[The request] Give only a count of the lines that include the string "this".

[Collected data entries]
════════
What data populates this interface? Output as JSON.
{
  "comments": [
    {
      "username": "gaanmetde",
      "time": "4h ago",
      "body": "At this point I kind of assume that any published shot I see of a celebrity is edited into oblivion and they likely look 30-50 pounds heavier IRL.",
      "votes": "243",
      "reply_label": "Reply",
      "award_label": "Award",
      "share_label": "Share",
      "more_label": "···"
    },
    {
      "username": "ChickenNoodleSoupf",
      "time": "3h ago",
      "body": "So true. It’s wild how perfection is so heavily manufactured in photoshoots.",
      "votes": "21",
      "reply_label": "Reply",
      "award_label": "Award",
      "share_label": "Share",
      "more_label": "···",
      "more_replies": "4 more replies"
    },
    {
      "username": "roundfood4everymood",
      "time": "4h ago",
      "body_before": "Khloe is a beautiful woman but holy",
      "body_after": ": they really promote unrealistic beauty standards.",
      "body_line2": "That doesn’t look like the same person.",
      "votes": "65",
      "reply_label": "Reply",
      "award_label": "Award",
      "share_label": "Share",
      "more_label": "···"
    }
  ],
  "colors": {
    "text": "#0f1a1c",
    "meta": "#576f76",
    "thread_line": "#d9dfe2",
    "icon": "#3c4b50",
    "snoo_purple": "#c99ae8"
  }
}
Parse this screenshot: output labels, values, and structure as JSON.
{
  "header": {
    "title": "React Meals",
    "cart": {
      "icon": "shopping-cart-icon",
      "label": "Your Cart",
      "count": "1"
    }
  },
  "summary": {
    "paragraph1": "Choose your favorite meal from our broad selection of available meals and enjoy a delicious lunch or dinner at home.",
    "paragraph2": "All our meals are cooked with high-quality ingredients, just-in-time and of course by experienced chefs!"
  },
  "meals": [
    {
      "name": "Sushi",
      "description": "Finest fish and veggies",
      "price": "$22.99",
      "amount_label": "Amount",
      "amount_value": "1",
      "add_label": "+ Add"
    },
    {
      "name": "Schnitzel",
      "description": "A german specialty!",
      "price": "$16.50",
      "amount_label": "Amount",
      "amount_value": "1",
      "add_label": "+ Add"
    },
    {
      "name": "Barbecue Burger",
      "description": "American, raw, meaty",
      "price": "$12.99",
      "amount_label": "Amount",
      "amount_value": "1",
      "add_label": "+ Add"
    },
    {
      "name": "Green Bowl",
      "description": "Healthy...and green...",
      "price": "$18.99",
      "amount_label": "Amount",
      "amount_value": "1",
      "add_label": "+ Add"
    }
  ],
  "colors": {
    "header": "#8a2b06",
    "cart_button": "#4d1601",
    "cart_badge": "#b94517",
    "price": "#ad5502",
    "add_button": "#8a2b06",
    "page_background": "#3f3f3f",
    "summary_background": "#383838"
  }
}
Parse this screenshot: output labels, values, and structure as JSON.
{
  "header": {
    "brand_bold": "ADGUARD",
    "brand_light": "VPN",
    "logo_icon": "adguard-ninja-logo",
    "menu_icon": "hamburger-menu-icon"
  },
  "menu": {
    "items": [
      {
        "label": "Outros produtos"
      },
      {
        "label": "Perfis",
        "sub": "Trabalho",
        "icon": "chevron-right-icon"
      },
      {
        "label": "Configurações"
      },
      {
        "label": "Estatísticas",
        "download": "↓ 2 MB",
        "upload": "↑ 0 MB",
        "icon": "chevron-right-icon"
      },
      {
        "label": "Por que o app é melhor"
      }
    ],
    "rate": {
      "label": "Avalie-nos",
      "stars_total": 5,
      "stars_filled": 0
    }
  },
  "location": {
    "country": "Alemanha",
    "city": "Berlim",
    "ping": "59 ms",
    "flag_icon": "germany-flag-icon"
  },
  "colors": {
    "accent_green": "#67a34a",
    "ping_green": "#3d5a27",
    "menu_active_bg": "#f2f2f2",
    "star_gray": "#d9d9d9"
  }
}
════════
[Worked answer] 4